* _DATASET ROWS_
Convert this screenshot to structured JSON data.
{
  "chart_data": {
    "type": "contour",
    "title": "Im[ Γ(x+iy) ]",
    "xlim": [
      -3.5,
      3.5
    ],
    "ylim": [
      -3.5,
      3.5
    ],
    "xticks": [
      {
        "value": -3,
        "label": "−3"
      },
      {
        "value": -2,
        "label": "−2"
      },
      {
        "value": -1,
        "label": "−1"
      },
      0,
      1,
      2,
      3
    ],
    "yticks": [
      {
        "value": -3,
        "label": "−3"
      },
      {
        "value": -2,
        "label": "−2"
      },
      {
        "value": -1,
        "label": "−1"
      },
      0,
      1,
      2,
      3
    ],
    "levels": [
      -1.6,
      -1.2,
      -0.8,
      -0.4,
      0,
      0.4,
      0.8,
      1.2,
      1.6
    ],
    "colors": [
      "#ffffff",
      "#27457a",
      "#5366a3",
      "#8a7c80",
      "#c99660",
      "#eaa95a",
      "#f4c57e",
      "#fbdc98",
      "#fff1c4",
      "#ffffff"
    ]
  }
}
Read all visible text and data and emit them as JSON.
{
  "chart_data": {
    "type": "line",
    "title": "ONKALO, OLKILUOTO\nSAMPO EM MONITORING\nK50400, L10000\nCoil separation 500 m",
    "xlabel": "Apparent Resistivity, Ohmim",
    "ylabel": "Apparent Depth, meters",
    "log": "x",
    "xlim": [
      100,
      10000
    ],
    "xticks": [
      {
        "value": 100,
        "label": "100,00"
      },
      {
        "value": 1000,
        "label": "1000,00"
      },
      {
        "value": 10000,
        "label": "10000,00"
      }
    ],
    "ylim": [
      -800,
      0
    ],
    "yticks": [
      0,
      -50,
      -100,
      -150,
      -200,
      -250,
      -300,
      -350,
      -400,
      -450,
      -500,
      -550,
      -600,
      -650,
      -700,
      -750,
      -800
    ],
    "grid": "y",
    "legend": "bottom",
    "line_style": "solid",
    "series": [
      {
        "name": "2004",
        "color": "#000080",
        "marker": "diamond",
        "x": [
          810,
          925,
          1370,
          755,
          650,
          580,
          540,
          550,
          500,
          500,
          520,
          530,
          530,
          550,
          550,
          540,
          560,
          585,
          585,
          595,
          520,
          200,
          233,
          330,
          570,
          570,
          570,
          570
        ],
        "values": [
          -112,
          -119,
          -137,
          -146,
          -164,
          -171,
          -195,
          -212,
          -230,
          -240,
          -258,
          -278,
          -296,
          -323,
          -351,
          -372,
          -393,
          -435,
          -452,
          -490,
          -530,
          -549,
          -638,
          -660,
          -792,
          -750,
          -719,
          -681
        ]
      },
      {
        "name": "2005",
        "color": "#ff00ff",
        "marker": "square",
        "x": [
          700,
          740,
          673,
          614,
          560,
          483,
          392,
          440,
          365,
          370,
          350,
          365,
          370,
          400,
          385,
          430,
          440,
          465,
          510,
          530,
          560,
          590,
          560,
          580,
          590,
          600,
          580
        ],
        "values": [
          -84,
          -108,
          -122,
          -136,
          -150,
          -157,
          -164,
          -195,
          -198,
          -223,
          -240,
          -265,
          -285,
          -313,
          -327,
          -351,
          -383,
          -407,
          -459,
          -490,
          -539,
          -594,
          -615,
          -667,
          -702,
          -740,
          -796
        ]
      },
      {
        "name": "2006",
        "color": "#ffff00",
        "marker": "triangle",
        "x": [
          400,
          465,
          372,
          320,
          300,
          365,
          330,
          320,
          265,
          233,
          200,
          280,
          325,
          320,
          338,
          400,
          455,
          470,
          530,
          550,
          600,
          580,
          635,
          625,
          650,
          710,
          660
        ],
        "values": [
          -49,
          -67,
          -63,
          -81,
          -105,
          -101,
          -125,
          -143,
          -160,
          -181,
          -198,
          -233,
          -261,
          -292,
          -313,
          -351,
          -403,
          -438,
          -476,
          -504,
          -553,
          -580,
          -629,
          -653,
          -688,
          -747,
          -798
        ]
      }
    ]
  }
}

* _GOAL_
Return each entry from the material above exactly as it appears.

* _FINAL ANSWER_
Convert this screenshot to structured JSON data.
{
  "chart_data": {
    "type": "contour",
    "title": "Im[ Γ(x+iy) ]",
    "xlim": [
      -3.5,
      3.5
    ],
    "ylim": [
      -3.5,
      3.5
    ],
    "xticks": [
      {
        "value": -3,
        "label": "−3"
      },
      {
        "value": -2,
        "label": "−2"
      },
      {
        "value": -1,
        "label": "−1"
      },
      0,
      1,
      2,
      3
    ],
    "yticks": [
      {
        "value": -3,
        "label": "−3"
      },
      {
        "value": -2,
        "label": "−2"
      },
      {
        "value": -1,
        "label": "−1"
      },
      0,
      1,
      2,
      3
    ],
    "levels": [
      -1.6,
      -1.2,
      -0.8,
      -0.4,
      0,
      0.4,
      0.8,
      1.2,
      1.6
    ],
    "colors": [
      "#ffffff",
      "#27457a",
      "#5366a3",
      "#8a7c80",
      "#c99660",
      "#eaa95a",
      "#f4c57e",
      "#fbdc98",
      "#fff1c4",
      "#ffffff"
    ]
  }
}
Read all visible text and data and emit them as JSON.
{
  "chart_data": {
    "type": "line",
    "title": "ONKALO, OLKILUOTO\nSAMPO EM MONITORING\nK50400, L10000\nCoil separation 500 m",
    "xlabel": "Apparent Resistivity, Ohmim",
    "ylabel": "Apparent Depth, meters",
    "log": "x",
    "xlim": [
      100,
      10000
    ],
    "xticks": [
      {
        "value": 100,
        "label": "100,00"
      },
      {
        "value": 1000,
        "label": "1000,00"
      },
      {
        "value": 10000,
        "label": "10000,00"
      }
    ],
    "ylim": [
      -800,
      0
    ],
    "yticks": [
      0,
      -50,
      -100,
      -150,
      -200,
      -250,
      -300,
      -350,
      -400,
      -450,
      -500,
      -550,
      -600,
      -650,
      -700,
      -750,
      -800
    ],
    "grid": "y",
    "legend": "bottom",
    "line_style": "solid",
    "series": [
      {
        "name": "2004",
        "color": "#000080",
        "marker": "diamond",
        "x": [
          810,
          925,
          1370,
          755,
          650,
          580,
          540,
          550,
          500,
          500,
          520,
          530,
          530,
          550,
          550,
          540,
          560,
          585,
          585,
          595,
          520,
          200,
          233,
          330,
          570,
          570,
          570,
          570
        ],
        "values": [
          -112,
          -119,
          -137,
          -146,
          -164,
          -171,
          -195,
          -212,
          -230,
          -240,
          -258,
          -278,
          -296,
          -323,
          -351,
          -372,
          -393,
          -435,
          -452,
          -490,
          -530,
          -549,
          -638,
          -660,
          -792,
          -750,
          -719,
          -681
        ]
      },
      {
        "name": "2005",
        "color": "#ff00ff",
        "marker": "square",
        "x": [
          700,
          740,
          673,
          614,
          560,
          483,
          392,
          440,
          365,
          370,
          350,
          365,
          370,
          400,
          385,
          430,
          440,
          465,
          510,
          530,
          560,
          590,
          560,
          580,
          590,
          600,
          580
        ],
        "values": [
          -84,
          -108,
          -122,
          -136,
          -150,
          -157,
          -164,
          -195,
          -198,
          -223,
          -240,
          -265,
          -285,
          -313,
          -327,
          -351,
          -383,
          -407,
          -459,
          -490,
          -539,
          -594,
          -615,
          -667,
          -702,
          -740,
          -796
        ]
      },
      {
        "name": "2006",
        "color": "#ffff00",
        "marker": "triangle",
        "x": [
          400,
          465,
          372,
          320,
          300,
          365,
          330,
          320,
          265,
          233,
          200,
          280,
          325,
          320,
          338,
          400,
          455,
          470,
          530,
          550,
          600,
          580,
          635,
          625,
          650,
          710,
          660
        ],
        "values": [
          -49,
          -67,
          -63,
          -81,
          -105,
          -101,
          -125,
          -143,
          -160,
          -181,
          -198,
          -233,
          -261,
          -292,
          -313,
          -351,
          -403,
          -438,
          -476,
          -504,
          -553,
          -580,
          -629,
          -653,
          -688,
          -747,
          -798
        ]
      }
    ]
  }
}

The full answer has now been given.